> **DATASET CONTENT**
══════
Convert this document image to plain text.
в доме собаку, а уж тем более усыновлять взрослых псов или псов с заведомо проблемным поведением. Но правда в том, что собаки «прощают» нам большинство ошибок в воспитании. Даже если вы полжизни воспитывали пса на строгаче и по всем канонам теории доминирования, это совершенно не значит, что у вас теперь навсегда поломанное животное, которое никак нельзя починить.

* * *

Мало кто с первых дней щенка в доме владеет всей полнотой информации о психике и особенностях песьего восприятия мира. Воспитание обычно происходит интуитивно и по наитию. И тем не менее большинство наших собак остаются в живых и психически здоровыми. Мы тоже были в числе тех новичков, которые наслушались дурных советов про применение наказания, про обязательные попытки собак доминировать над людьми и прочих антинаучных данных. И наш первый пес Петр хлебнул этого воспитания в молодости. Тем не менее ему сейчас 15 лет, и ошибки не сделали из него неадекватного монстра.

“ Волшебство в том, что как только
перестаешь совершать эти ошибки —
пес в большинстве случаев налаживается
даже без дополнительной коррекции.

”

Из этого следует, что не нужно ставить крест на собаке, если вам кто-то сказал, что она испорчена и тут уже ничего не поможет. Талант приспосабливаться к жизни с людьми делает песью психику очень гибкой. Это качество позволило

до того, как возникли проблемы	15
══════
> **EXERCISE DETAILS**
In the entries above, identify every line with the string "если".

> **THE RESULT**
в доме собаку, а уж тем более усыновлять взрослых псов или псов с заведомо проблемным поведением. Но правда в том, что собаки «прощают» нам большинство ошибок в воспитании. Даже если вы полжизни воспитывали пса на строгаче и по всем канонам теории доминирования, это совершенно не значит, что у вас теперь навсегда поломанное животное, которое никак нельзя починить.
Из этого следует, что не нужно ставить крест на собаке, если вам кто-то сказал, что она испорчена и тут уже ничего не поможет. Талант приспосабливаться к жизни с людьми делает песью психику очень гибкой. Это качество позволило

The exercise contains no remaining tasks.